Data records
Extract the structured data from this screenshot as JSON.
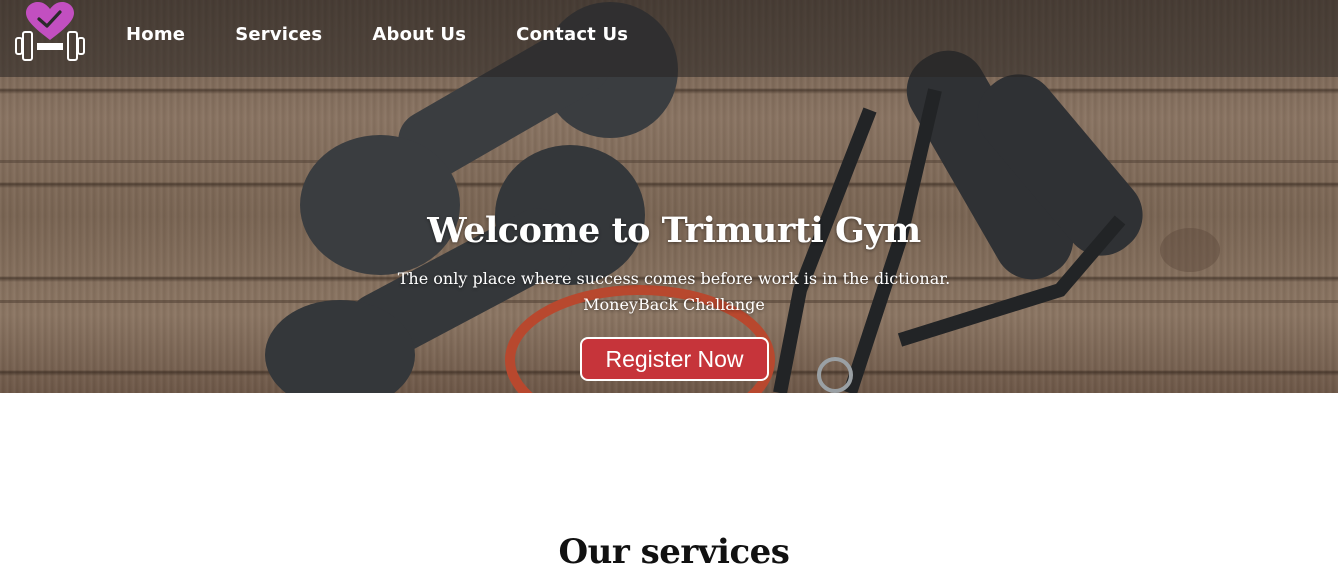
{
  "brand": {
    "logo_icon": "dumbbell-heart-check-icon",
    "logo_color": "#c24fc0"
  },
  "nav": {
    "items": [
      {
        "label": "Home"
      },
      {
        "label": "Services"
      },
      {
        "label": "About Us"
      },
      {
        "label": "Contact Us"
      }
    ]
  },
  "hero": {
    "title": "Welcome to Trimurti Gym",
    "subtitle_line1": "The only place where success comes before work is in the dictionar.",
    "subtitle_line2": "MoneyBack Challange",
    "cta_label": "Register Now",
    "cta_color": "#c6343a"
  },
  "services": {
    "heading": "Our services"
  }
}
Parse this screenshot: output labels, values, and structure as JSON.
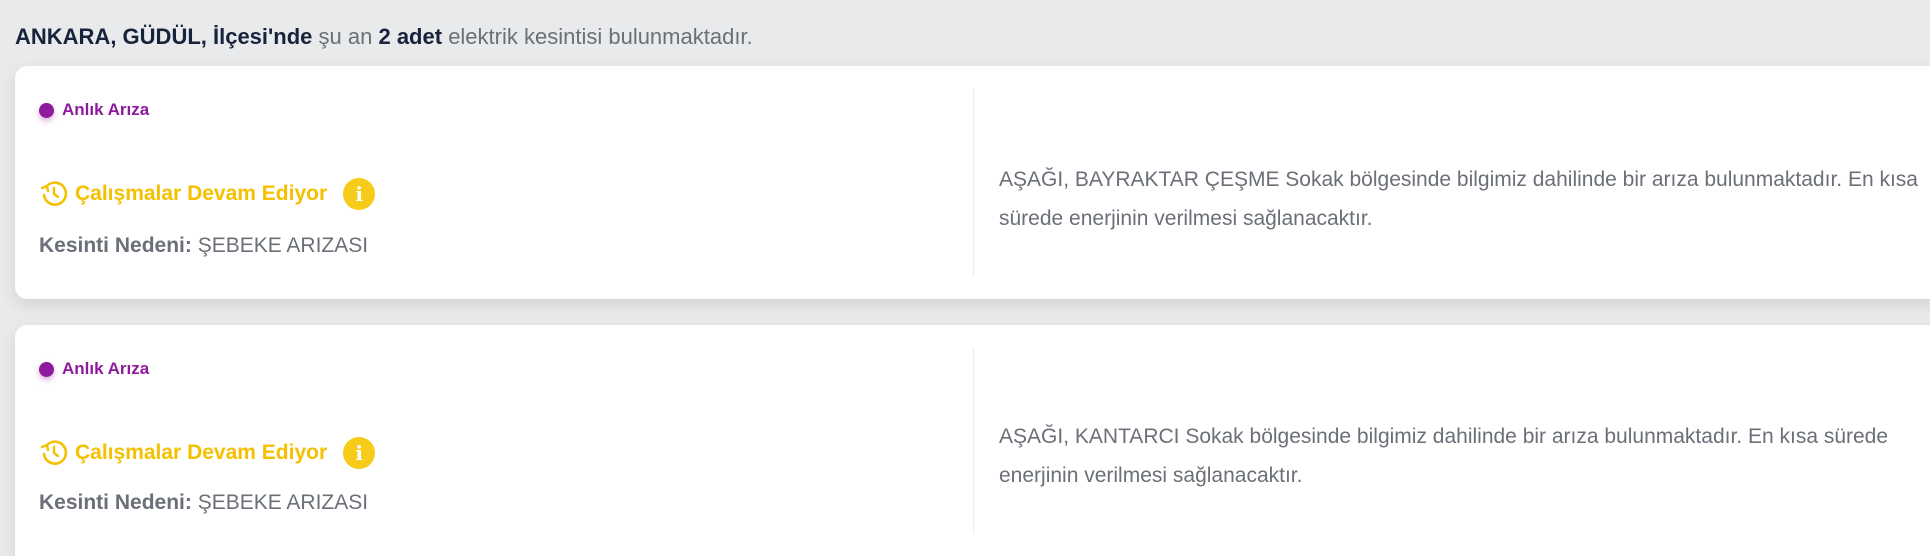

▶ **Description of the task**
All of the data needs repeating exactly, but the pictures do not.

▶ **Exercise result**
Extract the structured data from this screenshot as JSON.
{
  "brand": {
    "logo_icon": "dumbbell-heart-check-icon",
    "logo_color": "#c24fc0"
  },
  "nav": {
    "items": [
      {
        "label": "Home"
      },
      {
        "label": "Services"
      },
      {
        "label": "About Us"
      },
      {
        "label": "Contact Us"
      }
    ]
  },
  "hero": {
    "title": "Welcome to Trimurti Gym",
    "subtitle_line1": "The only place where success comes before work is in the dictionar.",
    "subtitle_line2": "MoneyBack Challange",
    "cta_label": "Register Now",
    "cta_color": "#c6343a"
  },
  "services": {
    "heading": "Our services"
  }
}
Parse this screenshot: output labels, values, and structure as JSON.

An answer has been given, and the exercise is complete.